Directions for this task => Within the records that follow, find every line containing the string "cultures". Copy those lines.

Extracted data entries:
○ ○ ○ ○ ○
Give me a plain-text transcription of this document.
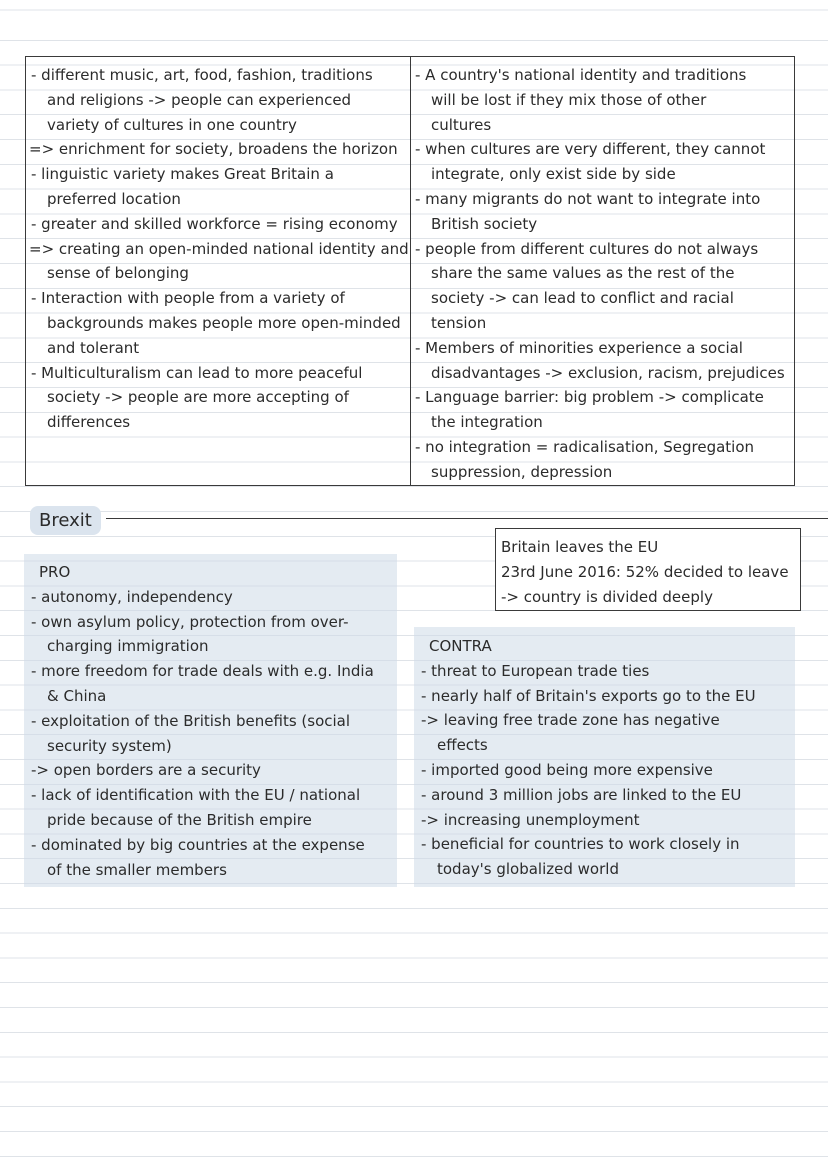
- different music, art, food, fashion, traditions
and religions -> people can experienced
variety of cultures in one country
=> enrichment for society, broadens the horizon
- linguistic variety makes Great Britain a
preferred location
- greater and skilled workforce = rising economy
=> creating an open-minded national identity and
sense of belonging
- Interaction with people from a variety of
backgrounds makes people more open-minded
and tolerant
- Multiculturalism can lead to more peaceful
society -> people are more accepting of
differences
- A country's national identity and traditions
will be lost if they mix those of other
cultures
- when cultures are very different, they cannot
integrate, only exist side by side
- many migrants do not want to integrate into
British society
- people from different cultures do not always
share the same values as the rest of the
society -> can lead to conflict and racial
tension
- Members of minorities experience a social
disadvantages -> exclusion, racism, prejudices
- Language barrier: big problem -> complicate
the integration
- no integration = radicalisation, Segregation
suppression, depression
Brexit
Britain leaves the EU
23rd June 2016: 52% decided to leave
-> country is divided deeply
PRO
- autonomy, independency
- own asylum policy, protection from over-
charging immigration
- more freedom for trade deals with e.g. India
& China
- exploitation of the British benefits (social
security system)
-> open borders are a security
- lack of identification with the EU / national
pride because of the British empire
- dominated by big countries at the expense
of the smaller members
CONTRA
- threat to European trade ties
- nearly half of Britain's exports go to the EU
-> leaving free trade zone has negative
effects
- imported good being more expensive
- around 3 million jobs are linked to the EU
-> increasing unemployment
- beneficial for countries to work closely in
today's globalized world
○ ○ ○ ○ ○
Output of the task =>
variety of cultures in one country
cultures
- when cultures are very different, they cannot
- people from different cultures do not always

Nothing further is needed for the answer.